• **GOAL**:
Reproduce the material below, substituting "caret-down-icon" for each occurrence of "chevron-down-icon" and keeping everything else unchanged.

• **DATA IN THIS EXERCISE**:
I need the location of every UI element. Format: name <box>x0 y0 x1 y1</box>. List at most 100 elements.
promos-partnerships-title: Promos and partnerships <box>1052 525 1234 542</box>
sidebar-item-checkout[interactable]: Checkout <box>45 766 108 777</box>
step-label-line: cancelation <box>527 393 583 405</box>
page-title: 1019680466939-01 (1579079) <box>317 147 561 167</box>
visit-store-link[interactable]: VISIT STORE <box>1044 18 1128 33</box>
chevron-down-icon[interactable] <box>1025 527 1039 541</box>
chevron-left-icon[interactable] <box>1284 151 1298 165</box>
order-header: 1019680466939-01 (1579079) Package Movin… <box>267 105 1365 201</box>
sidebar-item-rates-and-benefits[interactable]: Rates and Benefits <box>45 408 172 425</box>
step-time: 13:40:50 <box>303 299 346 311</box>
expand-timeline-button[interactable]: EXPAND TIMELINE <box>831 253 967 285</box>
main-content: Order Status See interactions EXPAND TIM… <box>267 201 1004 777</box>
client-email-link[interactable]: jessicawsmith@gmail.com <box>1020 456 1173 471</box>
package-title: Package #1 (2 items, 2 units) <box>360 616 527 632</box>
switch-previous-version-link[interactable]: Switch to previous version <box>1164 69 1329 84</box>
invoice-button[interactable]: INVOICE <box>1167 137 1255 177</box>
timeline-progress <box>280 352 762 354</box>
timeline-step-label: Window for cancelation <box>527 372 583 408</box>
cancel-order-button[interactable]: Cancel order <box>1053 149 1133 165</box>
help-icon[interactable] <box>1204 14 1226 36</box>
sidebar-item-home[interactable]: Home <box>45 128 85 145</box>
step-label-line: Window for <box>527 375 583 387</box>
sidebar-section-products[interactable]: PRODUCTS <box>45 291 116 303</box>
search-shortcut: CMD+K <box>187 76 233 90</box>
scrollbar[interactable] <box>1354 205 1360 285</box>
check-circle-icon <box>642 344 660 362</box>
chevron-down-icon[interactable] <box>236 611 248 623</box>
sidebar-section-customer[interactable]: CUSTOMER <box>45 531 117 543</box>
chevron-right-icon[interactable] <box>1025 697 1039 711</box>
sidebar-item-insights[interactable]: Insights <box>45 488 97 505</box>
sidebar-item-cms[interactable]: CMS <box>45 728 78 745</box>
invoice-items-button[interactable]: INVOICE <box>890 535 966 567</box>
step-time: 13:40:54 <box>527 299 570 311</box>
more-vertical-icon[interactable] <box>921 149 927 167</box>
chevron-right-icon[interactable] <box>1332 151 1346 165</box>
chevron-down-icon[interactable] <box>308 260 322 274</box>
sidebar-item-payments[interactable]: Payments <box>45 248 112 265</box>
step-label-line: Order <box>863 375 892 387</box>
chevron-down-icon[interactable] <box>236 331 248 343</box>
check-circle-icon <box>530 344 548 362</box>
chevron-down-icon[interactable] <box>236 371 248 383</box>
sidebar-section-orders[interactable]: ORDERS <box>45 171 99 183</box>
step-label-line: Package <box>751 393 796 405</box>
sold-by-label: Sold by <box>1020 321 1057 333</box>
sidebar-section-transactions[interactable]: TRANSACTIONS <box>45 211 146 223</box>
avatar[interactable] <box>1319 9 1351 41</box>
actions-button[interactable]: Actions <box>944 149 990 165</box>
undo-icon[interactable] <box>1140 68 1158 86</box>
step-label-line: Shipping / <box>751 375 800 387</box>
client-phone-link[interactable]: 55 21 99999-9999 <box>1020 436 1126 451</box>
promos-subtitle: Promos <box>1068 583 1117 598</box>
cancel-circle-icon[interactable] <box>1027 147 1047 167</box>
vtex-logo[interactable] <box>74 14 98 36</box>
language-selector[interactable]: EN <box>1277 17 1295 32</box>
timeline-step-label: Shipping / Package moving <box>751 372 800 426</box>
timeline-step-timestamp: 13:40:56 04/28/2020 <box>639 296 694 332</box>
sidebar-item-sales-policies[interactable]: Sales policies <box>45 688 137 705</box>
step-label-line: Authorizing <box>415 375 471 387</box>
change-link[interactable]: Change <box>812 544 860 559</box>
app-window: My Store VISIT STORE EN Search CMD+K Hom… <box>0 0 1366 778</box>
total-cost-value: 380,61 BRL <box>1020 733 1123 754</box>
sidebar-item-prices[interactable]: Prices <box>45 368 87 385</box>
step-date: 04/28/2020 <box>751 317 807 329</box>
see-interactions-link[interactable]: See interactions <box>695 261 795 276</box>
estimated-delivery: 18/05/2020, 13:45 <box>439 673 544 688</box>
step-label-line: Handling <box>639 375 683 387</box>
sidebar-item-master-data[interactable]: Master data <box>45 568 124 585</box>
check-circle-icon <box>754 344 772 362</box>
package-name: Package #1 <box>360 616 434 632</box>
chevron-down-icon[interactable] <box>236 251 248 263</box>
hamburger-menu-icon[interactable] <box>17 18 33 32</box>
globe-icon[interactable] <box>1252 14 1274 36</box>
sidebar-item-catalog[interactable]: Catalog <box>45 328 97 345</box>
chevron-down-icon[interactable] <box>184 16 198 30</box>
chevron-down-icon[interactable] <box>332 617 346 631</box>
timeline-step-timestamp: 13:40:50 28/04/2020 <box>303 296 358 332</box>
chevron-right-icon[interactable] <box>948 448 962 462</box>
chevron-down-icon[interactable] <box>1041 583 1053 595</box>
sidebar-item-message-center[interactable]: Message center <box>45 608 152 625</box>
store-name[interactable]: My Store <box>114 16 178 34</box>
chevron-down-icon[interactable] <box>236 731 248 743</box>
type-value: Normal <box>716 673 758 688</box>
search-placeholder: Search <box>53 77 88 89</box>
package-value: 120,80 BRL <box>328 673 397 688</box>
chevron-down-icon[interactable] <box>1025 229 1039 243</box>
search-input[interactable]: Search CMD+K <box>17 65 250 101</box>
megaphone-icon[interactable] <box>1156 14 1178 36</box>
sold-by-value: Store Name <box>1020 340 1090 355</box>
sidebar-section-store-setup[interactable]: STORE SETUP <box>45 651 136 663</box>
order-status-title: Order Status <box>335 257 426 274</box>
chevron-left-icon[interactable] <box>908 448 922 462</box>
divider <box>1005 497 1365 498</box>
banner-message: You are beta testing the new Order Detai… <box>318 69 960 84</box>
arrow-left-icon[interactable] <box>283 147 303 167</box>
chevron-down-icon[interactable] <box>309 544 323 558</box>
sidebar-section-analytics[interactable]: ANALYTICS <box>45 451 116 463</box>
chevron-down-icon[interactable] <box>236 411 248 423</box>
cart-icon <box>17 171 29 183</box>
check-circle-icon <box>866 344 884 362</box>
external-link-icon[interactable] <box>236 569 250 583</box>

• **ANSWER TO THIS EXERCISE**:
I need the location of every UI element. Format: name <box>x0 y0 x1 y1</box>. List at most 100 elements.
promos-partnerships-title: Promos and partnerships <box>1052 525 1234 542</box>
sidebar-item-checkout[interactable]: Checkout <box>45 766 108 777</box>
step-label-line: cancelation <box>527 393 583 405</box>
page-title: 1019680466939-01 (1579079) <box>317 147 561 167</box>
visit-store-link[interactable]: VISIT STORE <box>1044 18 1128 33</box>
caret-down-icon[interactable] <box>1025 527 1039 541</box>
chevron-left-icon[interactable] <box>1284 151 1298 165</box>
order-header: 1019680466939-01 (1579079) Package Movin… <box>267 105 1365 201</box>
sidebar-item-rates-and-benefits[interactable]: Rates and Benefits <box>45 408 172 425</box>
step-time: 13:40:50 <box>303 299 346 311</box>
expand-timeline-button[interactable]: EXPAND TIMELINE <box>831 253 967 285</box>
main-content: Order Status See interactions EXPAND TIM… <box>267 201 1004 777</box>
client-email-link[interactable]: jessicawsmith@gmail.com <box>1020 456 1173 471</box>
package-title: Package #1 (2 items, 2 units) <box>360 616 527 632</box>
switch-previous-version-link[interactable]: Switch to previous version <box>1164 69 1329 84</box>
invoice-button[interactable]: INVOICE <box>1167 137 1255 177</box>
timeline-progress <box>280 352 762 354</box>
timeline-step-label: Window for cancelation <box>527 372 583 408</box>
cancel-order-button[interactable]: Cancel order <box>1053 149 1133 165</box>
help-icon[interactable] <box>1204 14 1226 36</box>
sidebar-item-home[interactable]: Home <box>45 128 85 145</box>
step-label-line: Window for <box>527 375 583 387</box>
sidebar-section-products[interactable]: PRODUCTS <box>45 291 116 303</box>
search-shortcut: CMD+K <box>187 76 233 90</box>
scrollbar[interactable] <box>1354 205 1360 285</box>
check-circle-icon <box>642 344 660 362</box>
caret-down-icon[interactable] <box>236 611 248 623</box>
sidebar-section-customer[interactable]: CUSTOMER <box>45 531 117 543</box>
chevron-right-icon[interactable] <box>1025 697 1039 711</box>
sidebar-item-insights[interactable]: Insights <box>45 488 97 505</box>
sidebar-item-cms[interactable]: CMS <box>45 728 78 745</box>
invoice-items-button[interactable]: INVOICE <box>890 535 966 567</box>
step-time: 13:40:54 <box>527 299 570 311</box>
more-vertical-icon[interactable] <box>921 149 927 167</box>
chevron-right-icon[interactable] <box>1332 151 1346 165</box>
caret-down-icon[interactable] <box>308 260 322 274</box>
sidebar-item-payments[interactable]: Payments <box>45 248 112 265</box>
step-label-line: Order <box>863 375 892 387</box>
caret-down-icon[interactable] <box>236 331 248 343</box>
check-circle-icon <box>530 344 548 362</box>
caret-down-icon[interactable] <box>236 371 248 383</box>
sidebar-section-orders[interactable]: ORDERS <box>45 171 99 183</box>
step-label-line: Package <box>751 393 796 405</box>
sold-by-label: Sold by <box>1020 321 1057 333</box>
sidebar-section-transactions[interactable]: TRANSACTIONS <box>45 211 146 223</box>
avatar[interactable] <box>1319 9 1351 41</box>
actions-button[interactable]: Actions <box>944 149 990 165</box>
undo-icon[interactable] <box>1140 68 1158 86</box>
step-label-line: Shipping / <box>751 375 800 387</box>
client-phone-link[interactable]: 55 21 99999-9999 <box>1020 436 1126 451</box>
promos-subtitle: Promos <box>1068 583 1117 598</box>
cancel-circle-icon[interactable] <box>1027 147 1047 167</box>
vtex-logo[interactable] <box>74 14 98 36</box>
language-selector[interactable]: EN <box>1277 17 1295 32</box>
timeline-step-label: Shipping / Package moving <box>751 372 800 426</box>
timeline-step-timestamp: 13:40:56 04/28/2020 <box>639 296 694 332</box>
sidebar-item-sales-policies[interactable]: Sales policies <box>45 688 137 705</box>
step-label-line: Authorizing <box>415 375 471 387</box>
change-link[interactable]: Change <box>812 544 860 559</box>
app-window: My Store VISIT STORE EN Search CMD+K Hom… <box>0 0 1366 778</box>
total-cost-value: 380,61 BRL <box>1020 733 1123 754</box>
sidebar-item-prices[interactable]: Prices <box>45 368 87 385</box>
step-date: 04/28/2020 <box>751 317 807 329</box>
see-interactions-link[interactable]: See interactions <box>695 261 795 276</box>
estimated-delivery: 18/05/2020, 13:45 <box>439 673 544 688</box>
step-label-line: Handling <box>639 375 683 387</box>
sidebar-item-master-data[interactable]: Master data <box>45 568 124 585</box>
check-circle-icon <box>754 344 772 362</box>
package-name: Package #1 <box>360 616 434 632</box>
caret-down-icon[interactable] <box>236 251 248 263</box>
hamburger-menu-icon[interactable] <box>17 18 33 32</box>
globe-icon[interactable] <box>1252 14 1274 36</box>
sidebar-item-catalog[interactable]: Catalog <box>45 328 97 345</box>
caret-down-icon[interactable] <box>184 16 198 30</box>
caret-down-icon[interactable] <box>332 617 346 631</box>
timeline-step-timestamp: 13:40:50 28/04/2020 <box>303 296 358 332</box>
chevron-right-icon[interactable] <box>948 448 962 462</box>
caret-down-icon[interactable] <box>1041 583 1053 595</box>
sidebar-item-message-center[interactable]: Message center <box>45 608 152 625</box>
store-name[interactable]: My Store <box>114 16 178 34</box>
caret-down-icon[interactable] <box>236 731 248 743</box>
type-value: Normal <box>716 673 758 688</box>
search-placeholder: Search <box>53 77 88 89</box>
package-value: 120,80 BRL <box>328 673 397 688</box>
caret-down-icon[interactable] <box>1025 229 1039 243</box>
search-input[interactable]: Search CMD+K <box>17 65 250 101</box>
megaphone-icon[interactable] <box>1156 14 1178 36</box>
sold-by-value: Store Name <box>1020 340 1090 355</box>
sidebar-section-store-setup[interactable]: STORE SETUP <box>45 651 136 663</box>
order-status-title: Order Status <box>335 257 426 274</box>
chevron-left-icon[interactable] <box>908 448 922 462</box>
divider <box>1005 497 1365 498</box>
banner-message: You are beta testing the new Order Detai… <box>318 69 960 84</box>
arrow-left-icon[interactable] <box>283 147 303 167</box>
caret-down-icon[interactable] <box>309 544 323 558</box>
sidebar-section-analytics[interactable]: ANALYTICS <box>45 451 116 463</box>
caret-down-icon[interactable] <box>236 411 248 423</box>
cart-icon <box>17 171 29 183</box>
check-circle-icon <box>866 344 884 362</box>
external-link-icon[interactable] <box>236 569 250 583</box>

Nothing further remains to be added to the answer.